Set down every entry word for word. Omit the pictures.

#### STORED ROWS

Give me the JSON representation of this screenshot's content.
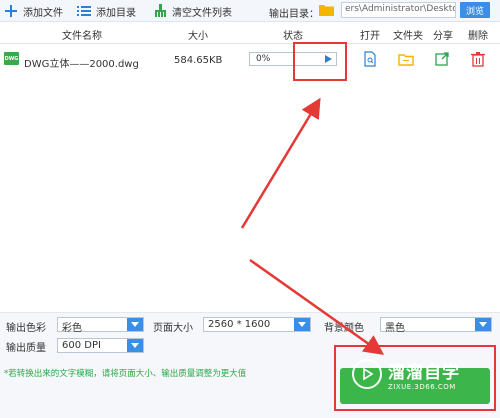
{
  "toolbar": {
    "add_file": "添加文件",
    "add_dir": "添加目录",
    "clear_list": "清空文件列表",
    "output_dir_label": "输出目录：",
    "output_path": "ers\\Administrator\\Desktop",
    "browse": "浏览"
  },
  "header": {
    "name": "文件名称",
    "size": "大小",
    "status": "状态",
    "open": "打开",
    "folder": "文件夹",
    "share": "分享",
    "delete": "删除"
  },
  "file": {
    "icon_text": "DWG",
    "name": "DWG立体——2000.dwg",
    "size": "584.65KB",
    "progress_text": "0%",
    "progress": 0
  },
  "settings": {
    "color_label": "输出色彩",
    "color_value": "彩色",
    "page_size_label": "页面大小",
    "page_size_value": "2560 * 1600",
    "bg_label": "背景颜色",
    "bg_value": "黑色",
    "quality_label": "输出质量",
    "quality_value": "600 DPI",
    "hint": "*若转换出来的文字模糊，请将页面大小、输出质量调整为更大值"
  },
  "watermark": {
    "title": "溜溜自学",
    "subtitle": "ZIXUE.3D66.COM"
  },
  "colors": {
    "accent": "#3a8ee6",
    "green": "#3cb54a",
    "annotation": "#e53935"
  }
}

########

» ANSWER FOR THIS EXERCISE:
Give me the JSON representation of this screenshot's content.
{
  "toolbar": {
    "add_file": "添加文件",
    "add_dir": "添加目录",
    "clear_list": "清空文件列表",
    "output_dir_label": "输出目录：",
    "output_path": "ers\\Administrator\\Desktop",
    "browse": "浏览"
  },
  "header": {
    "name": "文件名称",
    "size": "大小",
    "status": "状态",
    "open": "打开",
    "folder": "文件夹",
    "share": "分享",
    "delete": "删除"
  },
  "file": {
    "icon_text": "DWG",
    "name": "DWG立体——2000.dwg",
    "size": "584.65KB",
    "progress_text": "0%",
    "progress": 0
  },
  "settings": {
    "color_label": "输出色彩",
    "color_value": "彩色",
    "page_size_label": "页面大小",
    "page_size_value": "2560 * 1600",
    "bg_label": "背景颜色",
    "bg_value": "黑色",
    "quality_label": "输出质量",
    "quality_value": "600 DPI",
    "hint": "*若转换出来的文字模糊，请将页面大小、输出质量调整为更大值"
  },
  "watermark": {
    "title": "溜溜自学",
    "subtitle": "ZIXUE.3D66.COM"
  },
  "colors": {
    "accent": "#3a8ee6",
    "green": "#3cb54a",
    "annotation": "#e53935"
  }
}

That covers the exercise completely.